# TASK BRIEF:
Collect the lines of the entries where "Operação" shows up.

# RECORDS FOR THIS TASK:
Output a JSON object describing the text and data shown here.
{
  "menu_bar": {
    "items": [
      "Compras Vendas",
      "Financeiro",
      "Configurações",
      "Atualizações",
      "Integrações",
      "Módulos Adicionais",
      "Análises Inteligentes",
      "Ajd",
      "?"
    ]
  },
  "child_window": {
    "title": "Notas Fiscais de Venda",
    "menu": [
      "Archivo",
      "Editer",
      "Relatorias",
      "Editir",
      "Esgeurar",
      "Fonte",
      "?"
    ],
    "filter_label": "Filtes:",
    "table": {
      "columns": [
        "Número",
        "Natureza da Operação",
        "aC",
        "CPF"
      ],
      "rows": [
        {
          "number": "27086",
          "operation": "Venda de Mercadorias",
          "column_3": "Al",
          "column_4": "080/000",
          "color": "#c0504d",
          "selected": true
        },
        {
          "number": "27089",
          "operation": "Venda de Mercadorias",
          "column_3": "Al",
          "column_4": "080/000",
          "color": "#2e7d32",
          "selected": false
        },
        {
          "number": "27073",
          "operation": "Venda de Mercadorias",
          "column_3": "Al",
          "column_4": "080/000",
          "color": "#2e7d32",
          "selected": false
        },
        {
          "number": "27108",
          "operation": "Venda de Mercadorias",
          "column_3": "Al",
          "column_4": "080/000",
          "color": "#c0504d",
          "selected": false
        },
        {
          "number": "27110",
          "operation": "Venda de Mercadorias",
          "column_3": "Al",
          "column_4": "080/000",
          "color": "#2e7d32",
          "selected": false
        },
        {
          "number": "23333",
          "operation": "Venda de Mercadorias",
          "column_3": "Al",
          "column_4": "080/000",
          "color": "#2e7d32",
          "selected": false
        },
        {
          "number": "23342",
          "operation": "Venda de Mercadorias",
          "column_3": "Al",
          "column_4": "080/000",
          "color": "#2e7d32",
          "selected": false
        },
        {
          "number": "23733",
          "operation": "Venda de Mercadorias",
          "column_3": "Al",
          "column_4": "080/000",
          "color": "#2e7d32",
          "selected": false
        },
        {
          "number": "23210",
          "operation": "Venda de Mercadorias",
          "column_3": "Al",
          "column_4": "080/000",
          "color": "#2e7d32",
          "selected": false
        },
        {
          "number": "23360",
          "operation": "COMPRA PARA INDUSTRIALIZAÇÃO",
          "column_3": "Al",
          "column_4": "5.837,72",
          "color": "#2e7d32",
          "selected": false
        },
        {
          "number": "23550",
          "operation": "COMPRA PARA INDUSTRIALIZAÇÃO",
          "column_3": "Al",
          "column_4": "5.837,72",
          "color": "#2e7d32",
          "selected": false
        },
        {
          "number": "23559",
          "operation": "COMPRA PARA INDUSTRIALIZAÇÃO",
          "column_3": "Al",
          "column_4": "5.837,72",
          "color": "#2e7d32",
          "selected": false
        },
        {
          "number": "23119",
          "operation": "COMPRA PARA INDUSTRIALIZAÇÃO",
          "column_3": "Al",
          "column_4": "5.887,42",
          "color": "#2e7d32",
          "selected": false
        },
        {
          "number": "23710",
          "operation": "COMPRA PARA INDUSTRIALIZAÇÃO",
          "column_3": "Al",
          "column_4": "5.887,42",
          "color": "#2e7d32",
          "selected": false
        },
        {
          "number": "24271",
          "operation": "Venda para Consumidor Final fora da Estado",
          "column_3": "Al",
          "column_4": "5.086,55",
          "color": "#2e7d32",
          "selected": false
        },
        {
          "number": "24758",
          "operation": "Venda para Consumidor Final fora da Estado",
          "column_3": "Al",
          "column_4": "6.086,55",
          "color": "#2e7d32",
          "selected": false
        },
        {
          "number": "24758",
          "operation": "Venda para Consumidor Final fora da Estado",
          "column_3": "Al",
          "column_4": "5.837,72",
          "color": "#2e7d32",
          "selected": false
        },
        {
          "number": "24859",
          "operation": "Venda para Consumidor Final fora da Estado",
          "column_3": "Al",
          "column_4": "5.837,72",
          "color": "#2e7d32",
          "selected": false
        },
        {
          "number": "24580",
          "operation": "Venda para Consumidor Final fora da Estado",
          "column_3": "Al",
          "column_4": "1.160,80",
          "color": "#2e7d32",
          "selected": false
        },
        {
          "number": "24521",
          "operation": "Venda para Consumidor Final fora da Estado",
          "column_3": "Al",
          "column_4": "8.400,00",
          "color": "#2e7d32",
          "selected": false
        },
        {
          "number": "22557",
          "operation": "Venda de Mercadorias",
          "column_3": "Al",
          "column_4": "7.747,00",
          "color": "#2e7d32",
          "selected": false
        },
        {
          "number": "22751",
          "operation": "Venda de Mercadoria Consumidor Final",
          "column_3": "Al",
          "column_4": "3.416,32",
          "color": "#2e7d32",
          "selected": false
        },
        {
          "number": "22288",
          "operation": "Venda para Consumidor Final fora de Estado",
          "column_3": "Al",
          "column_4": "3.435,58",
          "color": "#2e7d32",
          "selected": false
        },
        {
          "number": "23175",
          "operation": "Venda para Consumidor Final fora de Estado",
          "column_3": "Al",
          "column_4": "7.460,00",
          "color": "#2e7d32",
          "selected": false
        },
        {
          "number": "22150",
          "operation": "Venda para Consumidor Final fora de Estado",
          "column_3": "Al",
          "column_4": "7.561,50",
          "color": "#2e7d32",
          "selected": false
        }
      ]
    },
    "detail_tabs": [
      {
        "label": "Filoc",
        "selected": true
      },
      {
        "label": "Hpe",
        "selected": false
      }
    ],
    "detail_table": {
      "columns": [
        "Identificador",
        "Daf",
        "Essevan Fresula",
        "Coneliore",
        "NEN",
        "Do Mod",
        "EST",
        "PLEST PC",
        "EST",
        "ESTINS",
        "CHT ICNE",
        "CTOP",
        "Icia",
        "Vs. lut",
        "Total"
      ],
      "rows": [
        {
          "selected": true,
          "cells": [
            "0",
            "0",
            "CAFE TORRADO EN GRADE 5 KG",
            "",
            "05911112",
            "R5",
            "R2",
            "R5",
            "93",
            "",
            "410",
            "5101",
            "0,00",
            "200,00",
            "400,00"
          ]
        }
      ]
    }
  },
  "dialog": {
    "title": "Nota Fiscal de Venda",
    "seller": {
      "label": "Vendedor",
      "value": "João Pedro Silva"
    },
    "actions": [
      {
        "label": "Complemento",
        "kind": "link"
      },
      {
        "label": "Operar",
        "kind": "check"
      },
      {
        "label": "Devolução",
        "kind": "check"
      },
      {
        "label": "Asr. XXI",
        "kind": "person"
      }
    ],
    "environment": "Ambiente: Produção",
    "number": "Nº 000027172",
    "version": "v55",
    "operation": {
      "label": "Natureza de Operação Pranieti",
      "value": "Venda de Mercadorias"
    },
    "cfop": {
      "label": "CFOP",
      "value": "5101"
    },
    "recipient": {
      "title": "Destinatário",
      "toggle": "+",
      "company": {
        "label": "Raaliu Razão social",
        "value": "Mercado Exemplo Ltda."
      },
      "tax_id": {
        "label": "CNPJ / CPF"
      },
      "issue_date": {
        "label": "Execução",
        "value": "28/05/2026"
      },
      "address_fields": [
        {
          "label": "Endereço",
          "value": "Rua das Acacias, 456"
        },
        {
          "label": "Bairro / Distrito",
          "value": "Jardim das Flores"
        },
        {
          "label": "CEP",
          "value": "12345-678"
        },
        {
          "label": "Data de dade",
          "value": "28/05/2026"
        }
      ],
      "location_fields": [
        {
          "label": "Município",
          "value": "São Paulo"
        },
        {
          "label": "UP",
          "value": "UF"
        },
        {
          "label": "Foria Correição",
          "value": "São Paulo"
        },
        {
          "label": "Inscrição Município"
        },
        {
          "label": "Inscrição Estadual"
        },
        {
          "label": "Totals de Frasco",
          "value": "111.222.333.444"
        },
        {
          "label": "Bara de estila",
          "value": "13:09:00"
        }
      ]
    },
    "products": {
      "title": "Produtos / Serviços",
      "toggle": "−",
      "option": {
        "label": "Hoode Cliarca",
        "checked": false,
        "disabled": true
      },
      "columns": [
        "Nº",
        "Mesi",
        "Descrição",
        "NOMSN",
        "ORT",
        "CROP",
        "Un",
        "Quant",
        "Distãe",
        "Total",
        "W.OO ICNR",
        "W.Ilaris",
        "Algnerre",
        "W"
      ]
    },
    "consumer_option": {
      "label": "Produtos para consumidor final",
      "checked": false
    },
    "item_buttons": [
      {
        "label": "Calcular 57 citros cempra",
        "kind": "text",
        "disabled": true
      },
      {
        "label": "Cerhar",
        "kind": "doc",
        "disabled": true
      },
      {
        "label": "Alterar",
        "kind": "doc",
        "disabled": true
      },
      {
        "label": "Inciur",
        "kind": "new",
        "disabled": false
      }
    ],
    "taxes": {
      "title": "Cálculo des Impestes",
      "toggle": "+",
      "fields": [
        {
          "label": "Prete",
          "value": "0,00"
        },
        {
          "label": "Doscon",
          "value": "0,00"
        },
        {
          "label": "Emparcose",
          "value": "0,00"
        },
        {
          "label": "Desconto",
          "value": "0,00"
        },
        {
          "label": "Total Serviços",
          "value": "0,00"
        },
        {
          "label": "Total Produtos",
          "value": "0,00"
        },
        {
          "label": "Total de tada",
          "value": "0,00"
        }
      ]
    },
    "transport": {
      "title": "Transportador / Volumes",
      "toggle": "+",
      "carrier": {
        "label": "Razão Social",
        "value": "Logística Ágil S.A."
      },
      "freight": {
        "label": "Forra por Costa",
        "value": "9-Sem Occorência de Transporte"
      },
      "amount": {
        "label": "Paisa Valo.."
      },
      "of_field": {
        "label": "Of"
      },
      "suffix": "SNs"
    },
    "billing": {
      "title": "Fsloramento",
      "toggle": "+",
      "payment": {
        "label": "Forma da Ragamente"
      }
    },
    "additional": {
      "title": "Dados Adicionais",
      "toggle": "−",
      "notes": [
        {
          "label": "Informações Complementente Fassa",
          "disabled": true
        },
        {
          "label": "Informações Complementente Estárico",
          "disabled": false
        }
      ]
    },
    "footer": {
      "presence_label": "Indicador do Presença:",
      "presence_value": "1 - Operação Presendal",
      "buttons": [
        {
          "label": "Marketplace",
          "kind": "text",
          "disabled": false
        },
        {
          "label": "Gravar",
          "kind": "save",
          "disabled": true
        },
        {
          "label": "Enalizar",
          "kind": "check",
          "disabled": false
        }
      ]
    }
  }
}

# ANSWER TO THE EXERCISE:
        "Natureza da Operação",
      "label": "Natureza de Operação Pranieti",
      "presence_value": "1 - Operação Presendal",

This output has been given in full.